=== Source records ===
## start

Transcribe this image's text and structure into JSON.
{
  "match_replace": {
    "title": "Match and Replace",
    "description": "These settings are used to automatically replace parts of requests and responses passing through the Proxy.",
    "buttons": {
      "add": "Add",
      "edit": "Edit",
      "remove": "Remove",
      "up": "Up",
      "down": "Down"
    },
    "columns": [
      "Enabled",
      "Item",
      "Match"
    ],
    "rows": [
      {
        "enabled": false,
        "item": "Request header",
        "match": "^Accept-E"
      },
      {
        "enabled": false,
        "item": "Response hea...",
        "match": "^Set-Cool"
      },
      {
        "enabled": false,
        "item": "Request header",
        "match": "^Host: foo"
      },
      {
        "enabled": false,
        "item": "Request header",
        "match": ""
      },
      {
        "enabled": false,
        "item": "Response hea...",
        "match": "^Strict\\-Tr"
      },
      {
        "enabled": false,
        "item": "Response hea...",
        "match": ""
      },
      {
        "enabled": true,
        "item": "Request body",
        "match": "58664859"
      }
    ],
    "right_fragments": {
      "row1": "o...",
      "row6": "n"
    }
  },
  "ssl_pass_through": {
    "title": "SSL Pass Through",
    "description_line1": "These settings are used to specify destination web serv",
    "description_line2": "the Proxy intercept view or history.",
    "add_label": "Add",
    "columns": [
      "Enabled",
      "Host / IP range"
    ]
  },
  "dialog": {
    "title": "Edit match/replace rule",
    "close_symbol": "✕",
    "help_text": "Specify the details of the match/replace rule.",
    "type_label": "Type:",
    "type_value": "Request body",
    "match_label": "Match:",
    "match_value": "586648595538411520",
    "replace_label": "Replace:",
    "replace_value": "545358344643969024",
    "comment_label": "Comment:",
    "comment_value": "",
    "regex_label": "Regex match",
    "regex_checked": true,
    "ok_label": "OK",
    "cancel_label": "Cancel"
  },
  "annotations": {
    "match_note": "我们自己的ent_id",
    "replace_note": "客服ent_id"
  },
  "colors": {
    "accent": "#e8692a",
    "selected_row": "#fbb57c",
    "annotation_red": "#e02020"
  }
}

## end

=== THE REQUEST ===
Each line of the material should be echoed exactly.

=== RESULT BELOW ===
Transcribe this image's text and structure into JSON.
{
  "match_replace": {
    "title": "Match and Replace",
    "description": "These settings are used to automatically replace parts of requests and responses passing through the Proxy.",
    "buttons": {
      "add": "Add",
      "edit": "Edit",
      "remove": "Remove",
      "up": "Up",
      "down": "Down"
    },
    "columns": [
      "Enabled",
      "Item",
      "Match"
    ],
    "rows": [
      {
        "enabled": false,
        "item": "Request header",
        "match": "^Accept-E"
      },
      {
        "enabled": false,
        "item": "Response hea...",
        "match": "^Set-Cool"
      },
      {
        "enabled": false,
        "item": "Request header",
        "match": "^Host: foo"
      },
      {
        "enabled": false,
        "item": "Request header",
        "match": ""
      },
      {
        "enabled": false,
        "item": "Response hea...",
        "match": "^Strict\\-Tr"
      },
      {
        "enabled": false,
        "item": "Response hea...",
        "match": ""
      },
      {
        "enabled": true,
        "item": "Request body",
        "match": "58664859"
      }
    ],
    "right_fragments": {
      "row1": "o...",
      "row6": "n"
    }
  },
  "ssl_pass_through": {
    "title": "SSL Pass Through",
    "description_line1": "These settings are used to specify destination web serv",
    "description_line2": "the Proxy intercept view or history.",
    "add_label": "Add",
    "columns": [
      "Enabled",
      "Host / IP range"
    ]
  },
  "dialog": {
    "title": "Edit match/replace rule",
    "close_symbol": "✕",
    "help_text": "Specify the details of the match/replace rule.",
    "type_label": "Type:",
    "type_value": "Request body",
    "match_label": "Match:",
    "match_value": "586648595538411520",
    "replace_label": "Replace:",
    "replace_value": "545358344643969024",
    "comment_label": "Comment:",
    "comment_value": "",
    "regex_label": "Regex match",
    "regex_checked": true,
    "ok_label": "OK",
    "cancel_label": "Cancel"
  },
  "annotations": {
    "match_note": "我们自己的ent_id",
    "replace_note": "客服ent_id"
  },
  "colors": {
    "accent": "#e8692a",
    "selected_row": "#fbb57c",
    "annotation_red": "#e02020"
  }
}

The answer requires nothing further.